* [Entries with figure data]
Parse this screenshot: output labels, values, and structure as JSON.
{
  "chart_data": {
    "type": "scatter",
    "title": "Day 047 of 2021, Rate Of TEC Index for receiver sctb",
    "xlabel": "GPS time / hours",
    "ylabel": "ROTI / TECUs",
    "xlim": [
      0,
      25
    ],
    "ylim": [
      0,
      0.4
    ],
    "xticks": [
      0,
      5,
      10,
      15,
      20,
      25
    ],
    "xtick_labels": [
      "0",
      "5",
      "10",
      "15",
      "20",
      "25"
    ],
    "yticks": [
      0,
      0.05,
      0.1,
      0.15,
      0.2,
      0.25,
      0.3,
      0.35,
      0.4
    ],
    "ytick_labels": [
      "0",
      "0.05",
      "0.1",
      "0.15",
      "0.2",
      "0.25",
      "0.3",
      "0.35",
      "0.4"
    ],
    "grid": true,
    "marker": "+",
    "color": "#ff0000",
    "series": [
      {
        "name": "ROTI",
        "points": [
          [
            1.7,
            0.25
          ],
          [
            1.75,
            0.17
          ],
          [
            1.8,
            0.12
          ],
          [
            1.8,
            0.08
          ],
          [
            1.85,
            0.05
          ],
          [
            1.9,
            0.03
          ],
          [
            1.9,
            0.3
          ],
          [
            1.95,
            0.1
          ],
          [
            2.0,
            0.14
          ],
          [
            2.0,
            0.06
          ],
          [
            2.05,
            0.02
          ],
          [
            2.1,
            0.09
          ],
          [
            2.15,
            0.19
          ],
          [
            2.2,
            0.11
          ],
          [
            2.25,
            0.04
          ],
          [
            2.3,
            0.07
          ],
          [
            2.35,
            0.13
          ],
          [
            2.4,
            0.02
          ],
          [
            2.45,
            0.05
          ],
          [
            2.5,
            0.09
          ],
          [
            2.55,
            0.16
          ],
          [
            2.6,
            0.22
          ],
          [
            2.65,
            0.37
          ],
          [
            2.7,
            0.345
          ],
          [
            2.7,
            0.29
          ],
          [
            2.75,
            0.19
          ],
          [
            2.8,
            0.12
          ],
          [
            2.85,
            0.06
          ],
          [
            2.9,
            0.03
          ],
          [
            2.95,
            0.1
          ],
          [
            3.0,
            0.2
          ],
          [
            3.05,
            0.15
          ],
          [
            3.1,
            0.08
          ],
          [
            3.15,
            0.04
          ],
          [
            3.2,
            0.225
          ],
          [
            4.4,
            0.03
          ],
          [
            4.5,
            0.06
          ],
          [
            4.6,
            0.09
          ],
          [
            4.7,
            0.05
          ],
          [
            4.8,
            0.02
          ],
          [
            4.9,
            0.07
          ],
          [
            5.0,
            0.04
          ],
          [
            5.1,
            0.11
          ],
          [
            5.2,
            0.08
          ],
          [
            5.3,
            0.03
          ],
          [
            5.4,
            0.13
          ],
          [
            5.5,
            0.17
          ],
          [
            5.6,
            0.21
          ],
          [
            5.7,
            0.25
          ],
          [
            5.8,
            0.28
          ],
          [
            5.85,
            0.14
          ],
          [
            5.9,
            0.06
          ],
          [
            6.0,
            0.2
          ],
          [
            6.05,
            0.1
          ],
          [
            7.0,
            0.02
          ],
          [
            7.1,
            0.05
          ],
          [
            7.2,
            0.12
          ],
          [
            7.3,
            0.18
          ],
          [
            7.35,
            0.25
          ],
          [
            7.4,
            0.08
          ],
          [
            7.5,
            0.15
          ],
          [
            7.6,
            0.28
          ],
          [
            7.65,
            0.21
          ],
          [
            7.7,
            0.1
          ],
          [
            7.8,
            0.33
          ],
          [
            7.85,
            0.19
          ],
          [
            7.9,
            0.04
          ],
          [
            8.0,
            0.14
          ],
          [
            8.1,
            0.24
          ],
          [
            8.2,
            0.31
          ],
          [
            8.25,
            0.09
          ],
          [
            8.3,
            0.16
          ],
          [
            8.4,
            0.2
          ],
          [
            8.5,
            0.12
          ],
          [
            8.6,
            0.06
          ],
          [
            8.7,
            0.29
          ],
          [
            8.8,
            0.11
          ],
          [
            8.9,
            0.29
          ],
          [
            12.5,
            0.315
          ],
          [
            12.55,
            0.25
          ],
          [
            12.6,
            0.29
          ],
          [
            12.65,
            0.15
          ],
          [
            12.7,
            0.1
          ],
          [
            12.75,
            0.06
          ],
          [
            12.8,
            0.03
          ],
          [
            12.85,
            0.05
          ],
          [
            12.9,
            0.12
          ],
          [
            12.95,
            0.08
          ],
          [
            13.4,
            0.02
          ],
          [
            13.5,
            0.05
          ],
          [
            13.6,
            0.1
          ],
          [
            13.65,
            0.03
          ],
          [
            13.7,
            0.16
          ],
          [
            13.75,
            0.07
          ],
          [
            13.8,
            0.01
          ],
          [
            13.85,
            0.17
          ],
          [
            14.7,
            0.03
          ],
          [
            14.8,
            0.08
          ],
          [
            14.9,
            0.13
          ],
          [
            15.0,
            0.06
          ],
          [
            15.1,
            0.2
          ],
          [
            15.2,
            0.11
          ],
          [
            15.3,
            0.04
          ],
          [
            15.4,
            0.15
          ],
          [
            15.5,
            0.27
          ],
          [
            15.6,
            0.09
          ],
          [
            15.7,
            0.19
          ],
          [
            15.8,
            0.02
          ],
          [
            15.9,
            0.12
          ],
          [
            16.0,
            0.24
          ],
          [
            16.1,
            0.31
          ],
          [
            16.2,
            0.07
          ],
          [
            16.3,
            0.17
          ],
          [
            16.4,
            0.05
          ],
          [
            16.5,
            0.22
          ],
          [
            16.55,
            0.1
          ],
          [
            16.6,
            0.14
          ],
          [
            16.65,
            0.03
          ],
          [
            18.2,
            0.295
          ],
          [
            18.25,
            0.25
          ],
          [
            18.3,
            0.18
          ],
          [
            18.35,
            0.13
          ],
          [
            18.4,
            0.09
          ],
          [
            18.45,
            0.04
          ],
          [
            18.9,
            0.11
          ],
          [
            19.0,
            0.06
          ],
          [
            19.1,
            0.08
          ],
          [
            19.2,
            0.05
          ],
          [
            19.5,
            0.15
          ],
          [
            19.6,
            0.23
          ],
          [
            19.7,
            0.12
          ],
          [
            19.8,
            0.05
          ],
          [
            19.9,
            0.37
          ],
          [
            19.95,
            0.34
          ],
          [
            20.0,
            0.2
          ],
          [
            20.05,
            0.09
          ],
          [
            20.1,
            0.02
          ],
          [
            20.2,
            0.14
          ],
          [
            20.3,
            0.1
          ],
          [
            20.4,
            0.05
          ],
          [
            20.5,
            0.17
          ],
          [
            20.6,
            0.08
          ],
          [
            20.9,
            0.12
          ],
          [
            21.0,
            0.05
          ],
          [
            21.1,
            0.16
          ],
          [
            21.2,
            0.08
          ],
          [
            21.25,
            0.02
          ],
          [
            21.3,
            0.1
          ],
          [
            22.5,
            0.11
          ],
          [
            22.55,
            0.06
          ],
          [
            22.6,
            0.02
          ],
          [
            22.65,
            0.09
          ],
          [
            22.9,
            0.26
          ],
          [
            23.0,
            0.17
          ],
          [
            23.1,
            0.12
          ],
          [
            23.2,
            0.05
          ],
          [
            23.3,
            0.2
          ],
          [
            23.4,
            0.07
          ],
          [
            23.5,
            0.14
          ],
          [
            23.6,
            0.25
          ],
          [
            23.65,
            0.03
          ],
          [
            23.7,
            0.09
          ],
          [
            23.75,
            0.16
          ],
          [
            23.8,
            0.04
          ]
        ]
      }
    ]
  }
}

* [TASK OBJECTIVE]
Print the entries exactly. Include every one.

* [TASK RESPONSE]
Parse this screenshot: output labels, values, and structure as JSON.
{
  "chart_data": {
    "type": "scatter",
    "title": "Day 047 of 2021, Rate Of TEC Index for receiver sctb",
    "xlabel": "GPS time / hours",
    "ylabel": "ROTI / TECUs",
    "xlim": [
      0,
      25
    ],
    "ylim": [
      0,
      0.4
    ],
    "xticks": [
      0,
      5,
      10,
      15,
      20,
      25
    ],
    "xtick_labels": [
      "0",
      "5",
      "10",
      "15",
      "20",
      "25"
    ],
    "yticks": [
      0,
      0.05,
      0.1,
      0.15,
      0.2,
      0.25,
      0.3,
      0.35,
      0.4
    ],
    "ytick_labels": [
      "0",
      "0.05",
      "0.1",
      "0.15",
      "0.2",
      "0.25",
      "0.3",
      "0.35",
      "0.4"
    ],
    "grid": true,
    "marker": "+",
    "color": "#ff0000",
    "series": [
      {
        "name": "ROTI",
        "points": [
          [
            1.7,
            0.25
          ],
          [
            1.75,
            0.17
          ],
          [
            1.8,
            0.12
          ],
          [
            1.8,
            0.08
          ],
          [
            1.85,
            0.05
          ],
          [
            1.9,
            0.03
          ],
          [
            1.9,
            0.3
          ],
          [
            1.95,
            0.1
          ],
          [
            2.0,
            0.14
          ],
          [
            2.0,
            0.06
          ],
          [
            2.05,
            0.02
          ],
          [
            2.1,
            0.09
          ],
          [
            2.15,
            0.19
          ],
          [
            2.2,
            0.11
          ],
          [
            2.25,
            0.04
          ],
          [
            2.3,
            0.07
          ],
          [
            2.35,
            0.13
          ],
          [
            2.4,
            0.02
          ],
          [
            2.45,
            0.05
          ],
          [
            2.5,
            0.09
          ],
          [
            2.55,
            0.16
          ],
          [
            2.6,
            0.22
          ],
          [
            2.65,
            0.37
          ],
          [
            2.7,
            0.345
          ],
          [
            2.7,
            0.29
          ],
          [
            2.75,
            0.19
          ],
          [
            2.8,
            0.12
          ],
          [
            2.85,
            0.06
          ],
          [
            2.9,
            0.03
          ],
          [
            2.95,
            0.1
          ],
          [
            3.0,
            0.2
          ],
          [
            3.05,
            0.15
          ],
          [
            3.1,
            0.08
          ],
          [
            3.15,
            0.04
          ],
          [
            3.2,
            0.225
          ],
          [
            4.4,
            0.03
          ],
          [
            4.5,
            0.06
          ],
          [
            4.6,
            0.09
          ],
          [
            4.7,
            0.05
          ],
          [
            4.8,
            0.02
          ],
          [
            4.9,
            0.07
          ],
          [
            5.0,
            0.04
          ],
          [
            5.1,
            0.11
          ],
          [
            5.2,
            0.08
          ],
          [
            5.3,
            0.03
          ],
          [
            5.4,
            0.13
          ],
          [
            5.5,
            0.17
          ],
          [
            5.6,
            0.21
          ],
          [
            5.7,
            0.25
          ],
          [
            5.8,
            0.28
          ],
          [
            5.85,
            0.14
          ],
          [
            5.9,
            0.06
          ],
          [
            6.0,
            0.2
          ],
          [
            6.05,
            0.1
          ],
          [
            7.0,
            0.02
          ],
          [
            7.1,
            0.05
          ],
          [
            7.2,
            0.12
          ],
          [
            7.3,
            0.18
          ],
          [
            7.35,
            0.25
          ],
          [
            7.4,
            0.08
          ],
          [
            7.5,
            0.15
          ],
          [
            7.6,
            0.28
          ],
          [
            7.65,
            0.21
          ],
          [
            7.7,
            0.1
          ],
          [
            7.8,
            0.33
          ],
          [
            7.85,
            0.19
          ],
          [
            7.9,
            0.04
          ],
          [
            8.0,
            0.14
          ],
          [
            8.1,
            0.24
          ],
          [
            8.2,
            0.31
          ],
          [
            8.25,
            0.09
          ],
          [
            8.3,
            0.16
          ],
          [
            8.4,
            0.2
          ],
          [
            8.5,
            0.12
          ],
          [
            8.6,
            0.06
          ],
          [
            8.7,
            0.29
          ],
          [
            8.8,
            0.11
          ],
          [
            8.9,
            0.29
          ],
          [
            12.5,
            0.315
          ],
          [
            12.55,
            0.25
          ],
          [
            12.6,
            0.29
          ],
          [
            12.65,
            0.15
          ],
          [
            12.7,
            0.1
          ],
          [
            12.75,
            0.06
          ],
          [
            12.8,
            0.03
          ],
          [
            12.85,
            0.05
          ],
          [
            12.9,
            0.12
          ],
          [
            12.95,
            0.08
          ],
          [
            13.4,
            0.02
          ],
          [
            13.5,
            0.05
          ],
          [
            13.6,
            0.1
          ],
          [
            13.65,
            0.03
          ],
          [
            13.7,
            0.16
          ],
          [
            13.75,
            0.07
          ],
          [
            13.8,
            0.01
          ],
          [
            13.85,
            0.17
          ],
          [
            14.7,
            0.03
          ],
          [
            14.8,
            0.08
          ],
          [
            14.9,
            0.13
          ],
          [
            15.0,
            0.06
          ],
          [
            15.1,
            0.2
          ],
          [
            15.2,
            0.11
          ],
          [
            15.3,
            0.04
          ],
          [
            15.4,
            0.15
          ],
          [
            15.5,
            0.27
          ],
          [
            15.6,
            0.09
          ],
          [
            15.7,
            0.19
          ],
          [
            15.8,
            0.02
          ],
          [
            15.9,
            0.12
          ],
          [
            16.0,
            0.24
          ],
          [
            16.1,
            0.31
          ],
          [
            16.2,
            0.07
          ],
          [
            16.3,
            0.17
          ],
          [
            16.4,
            0.05
          ],
          [
            16.5,
            0.22
          ],
          [
            16.55,
            0.1
          ],
          [
            16.6,
            0.14
          ],
          [
            16.65,
            0.03
          ],
          [
            18.2,
            0.295
          ],
          [
            18.25,
            0.25
          ],
          [
            18.3,
            0.18
          ],
          [
            18.35,
            0.13
          ],
          [
            18.4,
            0.09
          ],
          [
            18.45,
            0.04
          ],
          [
            18.9,
            0.11
          ],
          [
            19.0,
            0.06
          ],
          [
            19.1,
            0.08
          ],
          [
            19.2,
            0.05
          ],
          [
            19.5,
            0.15
          ],
          [
            19.6,
            0.23
          ],
          [
            19.7,
            0.12
          ],
          [
            19.8,
            0.05
          ],
          [
            19.9,
            0.37
          ],
          [
            19.95,
            0.34
          ],
          [
            20.0,
            0.2
          ],
          [
            20.05,
            0.09
          ],
          [
            20.1,
            0.02
          ],
          [
            20.2,
            0.14
          ],
          [
            20.3,
            0.1
          ],
          [
            20.4,
            0.05
          ],
          [
            20.5,
            0.17
          ],
          [
            20.6,
            0.08
          ],
          [
            20.9,
            0.12
          ],
          [
            21.0,
            0.05
          ],
          [
            21.1,
            0.16
          ],
          [
            21.2,
            0.08
          ],
          [
            21.25,
            0.02
          ],
          [
            21.3,
            0.1
          ],
          [
            22.5,
            0.11
          ],
          [
            22.55,
            0.06
          ],
          [
            22.6,
            0.02
          ],
          [
            22.65,
            0.09
          ],
          [
            22.9,
            0.26
          ],
          [
            23.0,
            0.17
          ],
          [
            23.1,
            0.12
          ],
          [
            23.2,
            0.05
          ],
          [
            23.3,
            0.2
          ],
          [
            23.4,
            0.07
          ],
          [
            23.5,
            0.14
          ],
          [
            23.6,
            0.25
          ],
          [
            23.65,
            0.03
          ],
          [
            23.7,
            0.09
          ],
          [
            23.75,
            0.16
          ],
          [
            23.8,
            0.04
          ]
        ]
      }
    ]
  }
}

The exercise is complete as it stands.